→ **TASK DIRECTIONS**
Write out the material again exactly, please, and omit the pictures.

———

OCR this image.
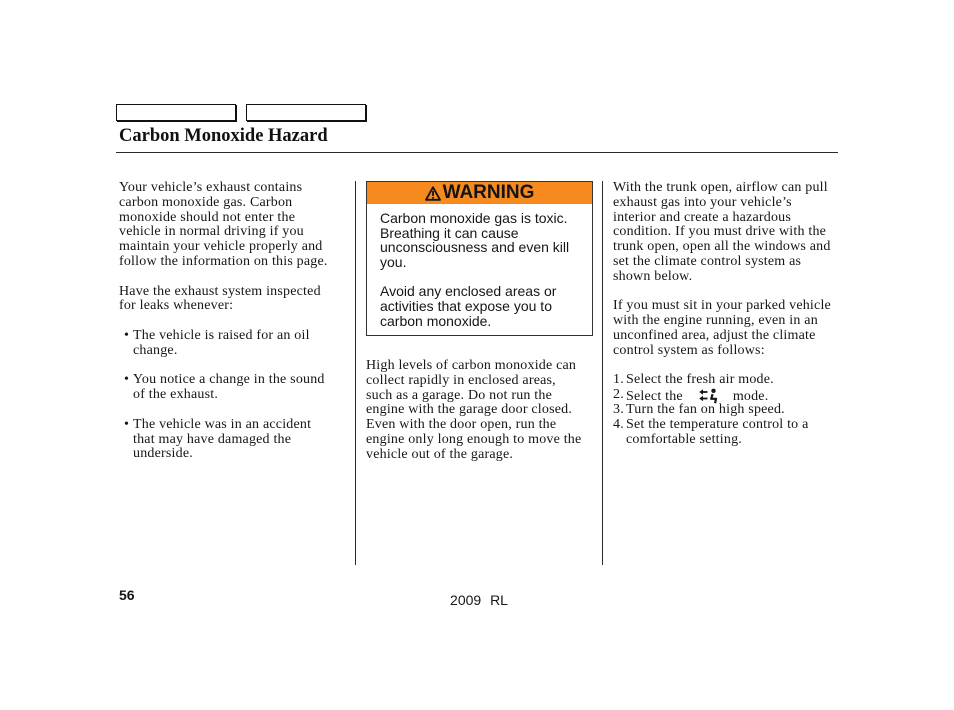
Carbon Monoxide Hazard
Your vehicle’s exhaust contains
carbon monoxide gas. Carbon
monoxide should not enter the
vehicle in normal driving if you
maintain your vehicle properly and
follow the information on this page.
Have the exhaust system inspected
for leaks whenever:
• The vehicle is raised for an oil
change.
• You notice a change in the sound
of the exhaust.
• The vehicle was in an accident
that may have damaged the
underside.
WARNING
Carbon monoxide gas is toxic.
Breathing it can cause
unconsciousness and even kill
you.
Avoid any enclosed areas or
activities that expose you to
carbon monoxide.
High levels of carbon monoxide can
collect rapidly in enclosed areas,
such as a garage. Do not run the
engine with the garage door closed.
Even with the door open, run the
engine only long enough to move the
vehicle out of the garage.
With the trunk open, airflow can pull
exhaust gas into your vehicle’s
interior and create a hazardous
condition. If you must drive with the
trunk open, open all the windows and
set the climate control system as
shown below.
If you must sit in your parked vehicle
with the engine running, even in an
unconfined area, adjust the climate
control system as follows:
1. Select the fresh air mode.
2. Select the	mode.
3. Turn the fan on high speed.
4. Set the temperature control to a
comfortable setting.
56	2009 RL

———

→ **THE RESPONSE**
OCR this image.
Carbon Monoxide Hazard
Your vehicle’s exhaust contains
carbon monoxide gas. Carbon
monoxide should not enter the
vehicle in normal driving if you
maintain your vehicle properly and
follow the information on this page.
Have the exhaust system inspected
for leaks whenever:
• The vehicle is raised for an oil
change.
• You notice a change in the sound
of the exhaust.
• The vehicle was in an accident
that may have damaged the
underside.
WARNING
Carbon monoxide gas is toxic.
Breathing it can cause
unconsciousness and even kill
you.
Avoid any enclosed areas or
activities that expose you to
carbon monoxide.
High levels of carbon monoxide can
collect rapidly in enclosed areas,
such as a garage. Do not run the
engine with the garage door closed.
Even with the door open, run the
engine only long enough to move the
vehicle out of the garage.
With the trunk open, airflow can pull
exhaust gas into your vehicle’s
interior and create a hazardous
condition. If you must drive with the
trunk open, open all the windows and
set the climate control system as
shown below.
If you must sit in your parked vehicle
with the engine running, even in an
unconfined area, adjust the climate
control system as follows:
1. Select the fresh air mode.
2. Select the	mode.
3. Turn the fan on high speed.
4. Set the temperature control to a
comfortable setting.
56	2009 RL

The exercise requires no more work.